### Given data
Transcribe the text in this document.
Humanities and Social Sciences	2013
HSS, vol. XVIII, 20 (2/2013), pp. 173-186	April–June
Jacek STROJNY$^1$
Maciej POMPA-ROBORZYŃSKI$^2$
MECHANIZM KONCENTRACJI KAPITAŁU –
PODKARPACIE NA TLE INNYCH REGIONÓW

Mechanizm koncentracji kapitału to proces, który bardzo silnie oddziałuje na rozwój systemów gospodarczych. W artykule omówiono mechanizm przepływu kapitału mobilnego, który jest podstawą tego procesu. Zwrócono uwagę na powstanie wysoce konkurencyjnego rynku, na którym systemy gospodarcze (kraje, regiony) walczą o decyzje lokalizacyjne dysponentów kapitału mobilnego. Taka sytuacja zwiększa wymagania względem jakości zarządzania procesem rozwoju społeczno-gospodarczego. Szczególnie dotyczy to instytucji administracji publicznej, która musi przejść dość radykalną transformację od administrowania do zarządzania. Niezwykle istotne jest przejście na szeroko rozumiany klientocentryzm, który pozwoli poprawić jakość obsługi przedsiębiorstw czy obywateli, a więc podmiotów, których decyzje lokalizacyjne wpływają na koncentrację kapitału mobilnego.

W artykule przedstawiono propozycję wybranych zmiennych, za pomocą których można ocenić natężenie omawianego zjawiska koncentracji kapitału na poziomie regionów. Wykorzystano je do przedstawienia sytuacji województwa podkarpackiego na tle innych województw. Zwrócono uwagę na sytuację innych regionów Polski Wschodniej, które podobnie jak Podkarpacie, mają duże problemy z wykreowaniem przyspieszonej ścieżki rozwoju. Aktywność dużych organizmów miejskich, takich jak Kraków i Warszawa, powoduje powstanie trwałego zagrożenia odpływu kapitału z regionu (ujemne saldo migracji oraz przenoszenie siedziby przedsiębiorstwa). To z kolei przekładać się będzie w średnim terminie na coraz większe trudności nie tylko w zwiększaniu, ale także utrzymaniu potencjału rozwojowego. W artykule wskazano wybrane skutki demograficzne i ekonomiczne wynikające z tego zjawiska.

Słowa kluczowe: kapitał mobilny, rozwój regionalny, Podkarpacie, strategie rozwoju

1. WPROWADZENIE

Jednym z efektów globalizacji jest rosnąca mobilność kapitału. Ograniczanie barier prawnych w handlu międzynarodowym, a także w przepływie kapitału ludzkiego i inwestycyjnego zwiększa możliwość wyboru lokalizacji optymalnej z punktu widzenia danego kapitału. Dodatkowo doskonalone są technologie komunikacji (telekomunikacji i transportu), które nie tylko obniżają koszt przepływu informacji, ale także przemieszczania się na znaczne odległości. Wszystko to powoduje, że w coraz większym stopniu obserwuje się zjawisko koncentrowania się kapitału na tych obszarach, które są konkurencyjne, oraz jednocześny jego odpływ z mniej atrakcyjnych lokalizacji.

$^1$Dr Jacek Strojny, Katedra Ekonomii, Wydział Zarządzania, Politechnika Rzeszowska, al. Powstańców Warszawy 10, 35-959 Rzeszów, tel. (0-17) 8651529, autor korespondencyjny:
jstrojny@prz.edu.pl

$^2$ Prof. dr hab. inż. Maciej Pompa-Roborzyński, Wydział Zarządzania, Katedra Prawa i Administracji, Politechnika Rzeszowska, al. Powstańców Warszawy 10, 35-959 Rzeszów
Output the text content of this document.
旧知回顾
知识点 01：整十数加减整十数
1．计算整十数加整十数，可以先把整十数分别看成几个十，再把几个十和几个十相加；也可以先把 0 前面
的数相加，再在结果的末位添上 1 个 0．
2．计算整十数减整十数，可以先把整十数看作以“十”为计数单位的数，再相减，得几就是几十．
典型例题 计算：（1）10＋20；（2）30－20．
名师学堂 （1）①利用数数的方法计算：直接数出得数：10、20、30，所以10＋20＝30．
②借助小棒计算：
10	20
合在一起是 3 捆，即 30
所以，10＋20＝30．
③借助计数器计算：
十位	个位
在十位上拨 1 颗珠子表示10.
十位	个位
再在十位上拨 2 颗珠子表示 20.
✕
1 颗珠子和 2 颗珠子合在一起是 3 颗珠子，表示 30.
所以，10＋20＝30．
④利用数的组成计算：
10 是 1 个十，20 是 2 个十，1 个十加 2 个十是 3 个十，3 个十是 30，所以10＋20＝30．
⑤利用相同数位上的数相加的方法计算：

### Exercise
Copy out every line of the listing that includes the string "Powstańców".

### Answer to the exercise
$^1$Dr Jacek Strojny, Katedra Ekonomii, Wydział Zarządzania, Politechnika Rzeszowska, al. Powstańców Warszawy 10, 35-959 Rzeszów, tel. (0-17) 8651529, autor korespondencyjny:
$^2$ Prof. dr hab. inż. Maciej Pompa-Roborzyński, Wydział Zarządzania, Katedra Prawa i Administracji, Politechnika Rzeszowska, al. Powstańców Warszawy 10, 35-959 Rzeszów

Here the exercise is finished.